Data for this exercise:
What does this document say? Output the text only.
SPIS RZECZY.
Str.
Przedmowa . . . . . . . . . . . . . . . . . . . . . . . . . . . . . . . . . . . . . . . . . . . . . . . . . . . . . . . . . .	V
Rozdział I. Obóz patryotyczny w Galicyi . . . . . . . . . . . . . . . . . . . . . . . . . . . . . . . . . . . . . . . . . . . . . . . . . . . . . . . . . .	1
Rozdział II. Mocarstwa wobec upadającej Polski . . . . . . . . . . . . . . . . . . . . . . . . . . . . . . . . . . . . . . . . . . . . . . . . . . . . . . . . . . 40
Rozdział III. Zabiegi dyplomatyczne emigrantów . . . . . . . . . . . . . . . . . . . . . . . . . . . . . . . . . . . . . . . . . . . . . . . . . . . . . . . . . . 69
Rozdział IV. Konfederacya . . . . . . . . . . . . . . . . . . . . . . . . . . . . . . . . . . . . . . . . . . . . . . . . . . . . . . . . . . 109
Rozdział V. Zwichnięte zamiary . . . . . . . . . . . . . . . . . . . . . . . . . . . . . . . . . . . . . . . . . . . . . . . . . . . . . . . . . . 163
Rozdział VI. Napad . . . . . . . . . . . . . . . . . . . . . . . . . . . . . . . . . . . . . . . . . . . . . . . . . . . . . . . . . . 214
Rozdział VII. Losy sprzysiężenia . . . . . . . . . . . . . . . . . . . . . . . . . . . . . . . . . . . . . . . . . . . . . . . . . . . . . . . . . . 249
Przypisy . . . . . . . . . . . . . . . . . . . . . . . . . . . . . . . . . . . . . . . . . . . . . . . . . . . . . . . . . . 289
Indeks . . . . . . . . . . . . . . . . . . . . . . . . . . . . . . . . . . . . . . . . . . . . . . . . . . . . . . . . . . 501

Task description:
Print the listing above in its entirety, with every line exact.

Finished exercise:
What does this document say? Output the text only.
SPIS RZECZY.
Str.
Przedmowa . . . . . . . . . . . . . . . . . . . . . . . . . . . . . . . . . . . . . . . . . . . . . . . . . . . . . . . . . .	V
Rozdział I. Obóz patryotyczny w Galicyi . . . . . . . . . . . . . . . . . . . . . . . . . . . . . . . . . . . . . . . . . . . . . . . . . . . . . . . . . .	1
Rozdział II. Mocarstwa wobec upadającej Polski . . . . . . . . . . . . . . . . . . . . . . . . . . . . . . . . . . . . . . . . . . . . . . . . . . . . . . . . . . 40
Rozdział III. Zabiegi dyplomatyczne emigrantów . . . . . . . . . . . . . . . . . . . . . . . . . . . . . . . . . . . . . . . . . . . . . . . . . . . . . . . . . . 69
Rozdział IV. Konfederacya . . . . . . . . . . . . . . . . . . . . . . . . . . . . . . . . . . . . . . . . . . . . . . . . . . . . . . . . . . 109
Rozdział V. Zwichnięte zamiary . . . . . . . . . . . . . . . . . . . . . . . . . . . . . . . . . . . . . . . . . . . . . . . . . . . . . . . . . . 163
Rozdział VI. Napad . . . . . . . . . . . . . . . . . . . . . . . . . . . . . . . . . . . . . . . . . . . . . . . . . . . . . . . . . . 214
Rozdział VII. Losy sprzysiężenia . . . . . . . . . . . . . . . . . . . . . . . . . . . . . . . . . . . . . . . . . . . . . . . . . . . . . . . . . . 249
Przypisy . . . . . . . . . . . . . . . . . . . . . . . . . . . . . . . . . . . . . . . . . . . . . . . . . . . . . . . . . . 289
Indeks . . . . . . . . . . . . . . . . . . . . . . . . . . . . . . . . . . . . . . . . . . . . . . . . . . . . . . . . . . 501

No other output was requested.